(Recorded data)
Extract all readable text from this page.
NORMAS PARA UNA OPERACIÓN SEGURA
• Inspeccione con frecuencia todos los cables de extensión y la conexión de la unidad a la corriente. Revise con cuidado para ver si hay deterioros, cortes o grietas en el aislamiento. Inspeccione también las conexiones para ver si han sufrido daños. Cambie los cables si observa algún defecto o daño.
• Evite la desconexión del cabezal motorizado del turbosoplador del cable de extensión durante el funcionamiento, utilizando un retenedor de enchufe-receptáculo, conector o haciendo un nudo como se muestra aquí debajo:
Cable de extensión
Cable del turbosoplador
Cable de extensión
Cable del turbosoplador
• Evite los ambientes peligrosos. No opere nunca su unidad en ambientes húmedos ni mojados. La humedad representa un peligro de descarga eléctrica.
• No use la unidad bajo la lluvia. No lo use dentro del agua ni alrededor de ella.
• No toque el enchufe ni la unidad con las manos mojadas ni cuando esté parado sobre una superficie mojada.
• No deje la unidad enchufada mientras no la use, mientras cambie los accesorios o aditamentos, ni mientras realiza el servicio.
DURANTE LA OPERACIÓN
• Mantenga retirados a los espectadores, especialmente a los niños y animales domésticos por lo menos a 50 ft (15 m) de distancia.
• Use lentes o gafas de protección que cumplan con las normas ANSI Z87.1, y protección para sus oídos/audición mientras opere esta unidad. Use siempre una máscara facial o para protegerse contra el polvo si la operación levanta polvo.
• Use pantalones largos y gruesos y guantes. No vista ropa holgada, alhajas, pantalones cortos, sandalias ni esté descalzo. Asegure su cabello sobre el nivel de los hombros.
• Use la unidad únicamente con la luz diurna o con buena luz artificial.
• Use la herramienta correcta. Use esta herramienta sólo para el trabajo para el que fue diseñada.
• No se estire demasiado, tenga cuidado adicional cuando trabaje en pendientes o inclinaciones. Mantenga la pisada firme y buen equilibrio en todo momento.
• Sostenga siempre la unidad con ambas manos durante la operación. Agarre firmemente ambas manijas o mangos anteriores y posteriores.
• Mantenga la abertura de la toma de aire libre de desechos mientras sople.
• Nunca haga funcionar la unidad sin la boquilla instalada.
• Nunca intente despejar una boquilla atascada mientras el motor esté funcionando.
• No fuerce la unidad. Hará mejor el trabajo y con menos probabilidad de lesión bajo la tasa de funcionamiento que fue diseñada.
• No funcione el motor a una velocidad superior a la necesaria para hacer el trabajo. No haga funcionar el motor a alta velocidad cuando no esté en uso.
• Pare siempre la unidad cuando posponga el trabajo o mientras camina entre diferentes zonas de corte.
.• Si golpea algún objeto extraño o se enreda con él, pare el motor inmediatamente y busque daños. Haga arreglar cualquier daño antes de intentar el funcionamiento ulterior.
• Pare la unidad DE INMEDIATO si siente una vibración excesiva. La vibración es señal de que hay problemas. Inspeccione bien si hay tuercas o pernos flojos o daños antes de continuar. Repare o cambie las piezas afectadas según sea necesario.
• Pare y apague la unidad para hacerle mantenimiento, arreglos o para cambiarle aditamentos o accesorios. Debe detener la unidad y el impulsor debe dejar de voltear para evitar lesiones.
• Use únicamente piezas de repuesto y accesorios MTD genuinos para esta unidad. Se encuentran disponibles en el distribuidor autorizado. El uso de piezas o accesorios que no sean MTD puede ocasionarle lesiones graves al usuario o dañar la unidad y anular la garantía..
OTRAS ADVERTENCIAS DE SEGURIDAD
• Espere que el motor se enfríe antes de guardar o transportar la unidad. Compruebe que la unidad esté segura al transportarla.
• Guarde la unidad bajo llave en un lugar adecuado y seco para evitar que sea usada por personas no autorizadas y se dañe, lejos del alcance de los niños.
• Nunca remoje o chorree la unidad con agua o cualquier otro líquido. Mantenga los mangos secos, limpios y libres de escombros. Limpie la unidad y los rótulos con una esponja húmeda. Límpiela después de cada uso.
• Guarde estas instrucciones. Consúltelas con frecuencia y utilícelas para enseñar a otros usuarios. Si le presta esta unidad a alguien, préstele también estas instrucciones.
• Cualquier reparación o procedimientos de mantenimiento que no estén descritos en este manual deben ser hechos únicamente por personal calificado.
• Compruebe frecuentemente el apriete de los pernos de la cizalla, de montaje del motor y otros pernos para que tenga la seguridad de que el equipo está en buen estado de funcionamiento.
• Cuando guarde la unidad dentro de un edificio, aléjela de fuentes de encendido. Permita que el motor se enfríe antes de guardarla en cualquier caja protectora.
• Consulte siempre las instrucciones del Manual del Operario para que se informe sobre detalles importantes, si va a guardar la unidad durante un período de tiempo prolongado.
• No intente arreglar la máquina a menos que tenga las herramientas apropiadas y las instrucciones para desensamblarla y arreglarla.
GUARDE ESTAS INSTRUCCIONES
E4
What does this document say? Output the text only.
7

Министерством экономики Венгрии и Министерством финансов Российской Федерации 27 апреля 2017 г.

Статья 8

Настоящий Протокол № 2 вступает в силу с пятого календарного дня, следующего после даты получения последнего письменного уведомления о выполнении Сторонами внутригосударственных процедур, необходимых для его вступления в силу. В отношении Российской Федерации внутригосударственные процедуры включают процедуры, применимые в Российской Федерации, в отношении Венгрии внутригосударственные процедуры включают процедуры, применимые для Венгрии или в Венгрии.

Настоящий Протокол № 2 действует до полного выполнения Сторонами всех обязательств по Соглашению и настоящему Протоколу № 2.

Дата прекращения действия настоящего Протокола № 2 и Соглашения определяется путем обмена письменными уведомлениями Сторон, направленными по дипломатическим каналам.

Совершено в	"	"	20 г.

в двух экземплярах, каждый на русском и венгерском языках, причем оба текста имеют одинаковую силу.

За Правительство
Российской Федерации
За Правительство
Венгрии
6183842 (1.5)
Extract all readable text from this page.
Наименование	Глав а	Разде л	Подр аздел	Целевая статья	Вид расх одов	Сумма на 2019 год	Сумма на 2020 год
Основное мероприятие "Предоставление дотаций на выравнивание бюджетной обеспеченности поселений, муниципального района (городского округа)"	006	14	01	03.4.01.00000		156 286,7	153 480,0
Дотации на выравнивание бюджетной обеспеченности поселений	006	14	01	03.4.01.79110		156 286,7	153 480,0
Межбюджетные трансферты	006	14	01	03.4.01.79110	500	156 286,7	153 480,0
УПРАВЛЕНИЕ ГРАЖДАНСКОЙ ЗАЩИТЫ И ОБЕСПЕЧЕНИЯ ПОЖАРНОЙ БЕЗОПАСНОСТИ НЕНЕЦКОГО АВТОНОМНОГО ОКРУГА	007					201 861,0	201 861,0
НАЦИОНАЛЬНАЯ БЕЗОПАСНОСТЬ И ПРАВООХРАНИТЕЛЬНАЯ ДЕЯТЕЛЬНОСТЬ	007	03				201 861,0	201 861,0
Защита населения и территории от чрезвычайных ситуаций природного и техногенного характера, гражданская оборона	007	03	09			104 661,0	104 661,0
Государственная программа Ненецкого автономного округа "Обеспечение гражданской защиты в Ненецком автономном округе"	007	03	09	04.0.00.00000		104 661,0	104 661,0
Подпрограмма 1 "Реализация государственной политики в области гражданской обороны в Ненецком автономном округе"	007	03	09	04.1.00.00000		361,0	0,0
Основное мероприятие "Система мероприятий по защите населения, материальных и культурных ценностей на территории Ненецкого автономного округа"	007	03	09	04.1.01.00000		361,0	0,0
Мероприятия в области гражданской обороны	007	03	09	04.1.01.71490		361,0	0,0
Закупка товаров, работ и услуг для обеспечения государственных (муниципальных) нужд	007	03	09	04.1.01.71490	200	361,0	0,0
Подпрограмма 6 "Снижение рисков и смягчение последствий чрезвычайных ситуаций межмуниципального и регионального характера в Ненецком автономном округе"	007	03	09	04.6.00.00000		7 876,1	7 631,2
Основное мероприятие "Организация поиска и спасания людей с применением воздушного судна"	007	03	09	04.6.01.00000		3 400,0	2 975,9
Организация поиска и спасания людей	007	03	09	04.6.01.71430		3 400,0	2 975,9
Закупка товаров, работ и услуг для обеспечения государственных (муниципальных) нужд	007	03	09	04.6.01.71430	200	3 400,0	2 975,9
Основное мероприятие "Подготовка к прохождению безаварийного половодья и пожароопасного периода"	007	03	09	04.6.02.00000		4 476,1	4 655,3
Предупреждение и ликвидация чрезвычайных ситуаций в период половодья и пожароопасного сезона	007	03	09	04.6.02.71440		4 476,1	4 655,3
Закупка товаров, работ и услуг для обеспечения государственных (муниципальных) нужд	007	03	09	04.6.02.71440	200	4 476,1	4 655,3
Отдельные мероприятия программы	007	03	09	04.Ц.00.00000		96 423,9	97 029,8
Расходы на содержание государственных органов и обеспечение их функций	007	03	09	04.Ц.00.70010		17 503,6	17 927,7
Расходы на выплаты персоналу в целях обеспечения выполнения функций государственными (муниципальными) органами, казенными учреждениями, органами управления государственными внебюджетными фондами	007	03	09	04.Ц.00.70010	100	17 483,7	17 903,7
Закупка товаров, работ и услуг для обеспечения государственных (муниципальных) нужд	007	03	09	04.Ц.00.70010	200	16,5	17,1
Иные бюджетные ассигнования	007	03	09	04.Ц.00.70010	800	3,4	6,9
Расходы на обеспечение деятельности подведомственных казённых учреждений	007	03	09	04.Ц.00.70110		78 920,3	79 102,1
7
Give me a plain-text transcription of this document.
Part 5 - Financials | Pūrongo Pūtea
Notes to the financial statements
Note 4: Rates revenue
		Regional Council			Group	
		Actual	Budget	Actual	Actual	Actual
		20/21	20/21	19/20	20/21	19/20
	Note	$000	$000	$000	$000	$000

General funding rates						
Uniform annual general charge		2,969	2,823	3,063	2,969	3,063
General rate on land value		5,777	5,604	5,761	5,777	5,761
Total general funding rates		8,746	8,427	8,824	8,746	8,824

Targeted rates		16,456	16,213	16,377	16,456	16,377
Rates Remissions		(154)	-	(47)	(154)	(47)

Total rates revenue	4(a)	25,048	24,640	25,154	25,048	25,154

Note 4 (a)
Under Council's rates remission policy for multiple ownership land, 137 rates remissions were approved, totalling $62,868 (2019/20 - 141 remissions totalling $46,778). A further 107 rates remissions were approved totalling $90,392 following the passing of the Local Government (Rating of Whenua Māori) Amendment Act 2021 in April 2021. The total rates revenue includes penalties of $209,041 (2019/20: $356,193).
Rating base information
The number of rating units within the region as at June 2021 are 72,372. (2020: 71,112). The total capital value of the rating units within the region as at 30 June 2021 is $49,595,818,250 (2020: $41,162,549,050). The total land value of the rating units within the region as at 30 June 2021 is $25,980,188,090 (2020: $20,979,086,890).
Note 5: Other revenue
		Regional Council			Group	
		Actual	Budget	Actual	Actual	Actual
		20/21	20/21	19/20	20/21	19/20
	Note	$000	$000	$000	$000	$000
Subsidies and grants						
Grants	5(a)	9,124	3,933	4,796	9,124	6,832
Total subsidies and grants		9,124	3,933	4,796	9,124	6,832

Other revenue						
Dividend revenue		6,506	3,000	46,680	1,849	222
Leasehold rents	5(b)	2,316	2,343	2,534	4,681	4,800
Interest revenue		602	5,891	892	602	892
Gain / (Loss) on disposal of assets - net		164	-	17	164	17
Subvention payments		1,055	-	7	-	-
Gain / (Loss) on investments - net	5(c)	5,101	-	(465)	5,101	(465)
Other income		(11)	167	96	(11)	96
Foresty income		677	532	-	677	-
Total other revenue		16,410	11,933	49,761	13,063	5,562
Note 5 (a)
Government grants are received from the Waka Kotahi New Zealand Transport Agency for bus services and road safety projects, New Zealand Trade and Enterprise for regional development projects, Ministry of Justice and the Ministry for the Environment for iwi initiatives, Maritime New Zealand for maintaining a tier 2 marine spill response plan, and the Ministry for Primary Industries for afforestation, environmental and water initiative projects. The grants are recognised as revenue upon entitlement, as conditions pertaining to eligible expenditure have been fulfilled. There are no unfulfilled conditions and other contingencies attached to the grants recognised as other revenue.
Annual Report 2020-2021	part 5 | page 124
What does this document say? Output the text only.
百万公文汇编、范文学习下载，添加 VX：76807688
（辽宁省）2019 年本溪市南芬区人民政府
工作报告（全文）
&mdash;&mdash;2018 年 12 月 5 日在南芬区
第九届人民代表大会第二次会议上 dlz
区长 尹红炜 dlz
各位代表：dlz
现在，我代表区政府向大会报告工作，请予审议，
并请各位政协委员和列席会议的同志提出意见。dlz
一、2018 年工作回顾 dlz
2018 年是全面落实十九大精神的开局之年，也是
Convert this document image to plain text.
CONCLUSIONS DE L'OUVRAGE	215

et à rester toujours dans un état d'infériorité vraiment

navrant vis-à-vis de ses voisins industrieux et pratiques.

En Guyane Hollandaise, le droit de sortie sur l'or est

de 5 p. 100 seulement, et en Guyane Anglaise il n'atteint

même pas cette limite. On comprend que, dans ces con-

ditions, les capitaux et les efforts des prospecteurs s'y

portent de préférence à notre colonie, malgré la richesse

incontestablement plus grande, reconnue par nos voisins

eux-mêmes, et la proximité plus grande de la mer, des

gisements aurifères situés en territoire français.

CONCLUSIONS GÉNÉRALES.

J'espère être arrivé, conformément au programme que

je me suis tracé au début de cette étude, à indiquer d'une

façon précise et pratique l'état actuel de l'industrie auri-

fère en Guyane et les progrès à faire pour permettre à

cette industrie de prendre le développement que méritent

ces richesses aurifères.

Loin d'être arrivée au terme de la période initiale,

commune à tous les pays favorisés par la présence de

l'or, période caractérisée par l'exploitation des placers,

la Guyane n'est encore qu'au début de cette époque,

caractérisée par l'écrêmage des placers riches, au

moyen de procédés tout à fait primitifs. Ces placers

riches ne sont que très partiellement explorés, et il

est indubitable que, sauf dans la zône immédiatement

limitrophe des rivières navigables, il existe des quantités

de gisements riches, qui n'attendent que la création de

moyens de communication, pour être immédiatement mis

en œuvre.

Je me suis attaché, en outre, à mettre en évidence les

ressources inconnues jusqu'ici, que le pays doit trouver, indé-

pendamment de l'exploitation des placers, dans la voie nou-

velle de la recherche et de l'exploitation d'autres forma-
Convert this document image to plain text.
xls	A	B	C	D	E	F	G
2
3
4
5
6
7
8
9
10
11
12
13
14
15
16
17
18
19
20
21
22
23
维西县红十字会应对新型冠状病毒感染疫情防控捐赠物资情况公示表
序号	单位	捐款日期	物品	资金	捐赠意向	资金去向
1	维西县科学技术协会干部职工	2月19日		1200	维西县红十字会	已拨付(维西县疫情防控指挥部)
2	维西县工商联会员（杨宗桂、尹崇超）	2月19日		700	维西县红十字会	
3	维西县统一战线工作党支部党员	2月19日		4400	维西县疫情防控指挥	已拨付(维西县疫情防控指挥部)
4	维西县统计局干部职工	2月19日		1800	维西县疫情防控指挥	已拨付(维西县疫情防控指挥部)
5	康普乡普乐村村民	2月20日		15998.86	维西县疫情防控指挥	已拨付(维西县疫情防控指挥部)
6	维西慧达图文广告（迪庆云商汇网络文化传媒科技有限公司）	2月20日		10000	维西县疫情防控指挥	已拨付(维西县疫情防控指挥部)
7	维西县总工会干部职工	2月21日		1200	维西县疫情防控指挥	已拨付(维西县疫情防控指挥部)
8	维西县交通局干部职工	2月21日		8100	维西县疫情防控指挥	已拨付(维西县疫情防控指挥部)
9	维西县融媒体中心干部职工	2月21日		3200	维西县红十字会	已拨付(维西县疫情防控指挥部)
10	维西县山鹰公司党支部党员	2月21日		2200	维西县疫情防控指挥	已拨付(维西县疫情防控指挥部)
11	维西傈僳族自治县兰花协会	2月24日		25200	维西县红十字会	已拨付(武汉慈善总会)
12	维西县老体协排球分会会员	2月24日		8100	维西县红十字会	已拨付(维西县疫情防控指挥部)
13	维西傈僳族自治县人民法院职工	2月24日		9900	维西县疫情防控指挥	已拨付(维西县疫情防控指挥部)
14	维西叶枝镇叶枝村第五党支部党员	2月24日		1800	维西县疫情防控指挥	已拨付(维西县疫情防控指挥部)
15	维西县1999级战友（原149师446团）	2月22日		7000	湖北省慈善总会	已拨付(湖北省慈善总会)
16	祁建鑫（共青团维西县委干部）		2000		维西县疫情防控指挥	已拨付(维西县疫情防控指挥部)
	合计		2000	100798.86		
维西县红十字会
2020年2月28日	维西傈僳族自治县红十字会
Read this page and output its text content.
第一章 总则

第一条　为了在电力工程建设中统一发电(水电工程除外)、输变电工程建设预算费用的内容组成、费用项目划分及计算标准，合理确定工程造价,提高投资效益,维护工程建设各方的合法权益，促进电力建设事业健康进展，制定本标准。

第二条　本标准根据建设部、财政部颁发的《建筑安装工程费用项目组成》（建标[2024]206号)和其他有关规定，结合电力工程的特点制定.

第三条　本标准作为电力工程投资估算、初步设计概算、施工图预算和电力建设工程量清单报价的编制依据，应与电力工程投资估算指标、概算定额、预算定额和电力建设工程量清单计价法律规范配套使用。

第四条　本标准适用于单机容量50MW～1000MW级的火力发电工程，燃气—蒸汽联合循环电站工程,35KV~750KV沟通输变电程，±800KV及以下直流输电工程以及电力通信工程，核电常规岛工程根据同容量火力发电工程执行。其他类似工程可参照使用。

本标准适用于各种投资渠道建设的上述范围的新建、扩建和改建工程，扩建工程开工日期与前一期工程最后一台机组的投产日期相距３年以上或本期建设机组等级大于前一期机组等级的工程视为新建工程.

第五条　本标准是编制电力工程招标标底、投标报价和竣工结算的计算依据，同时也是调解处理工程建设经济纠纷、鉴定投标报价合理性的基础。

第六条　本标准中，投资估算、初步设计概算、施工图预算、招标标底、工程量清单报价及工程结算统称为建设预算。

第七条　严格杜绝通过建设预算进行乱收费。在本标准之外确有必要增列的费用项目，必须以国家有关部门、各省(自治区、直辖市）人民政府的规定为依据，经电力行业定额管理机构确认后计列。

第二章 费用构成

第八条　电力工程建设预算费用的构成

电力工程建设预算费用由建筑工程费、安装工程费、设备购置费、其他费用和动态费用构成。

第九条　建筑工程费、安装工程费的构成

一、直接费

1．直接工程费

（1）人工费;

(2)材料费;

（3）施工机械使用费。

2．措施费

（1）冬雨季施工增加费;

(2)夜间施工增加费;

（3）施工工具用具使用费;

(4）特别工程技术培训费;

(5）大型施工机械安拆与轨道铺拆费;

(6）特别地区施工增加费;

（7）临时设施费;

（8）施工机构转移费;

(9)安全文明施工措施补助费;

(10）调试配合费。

(What the task requires) Pick out every line with the string "niños" and copy it.

(The output)
• Mantenga retirados a los espectadores, especialmente a los niños y animales domésticos por lo menos a 50 ft (15 m) de distancia.
• Guarde la unidad bajo llave en un lugar adecuado y seco para evitar que sea usada por personas no autorizadas y se dañe, lejos del alcance de los niños.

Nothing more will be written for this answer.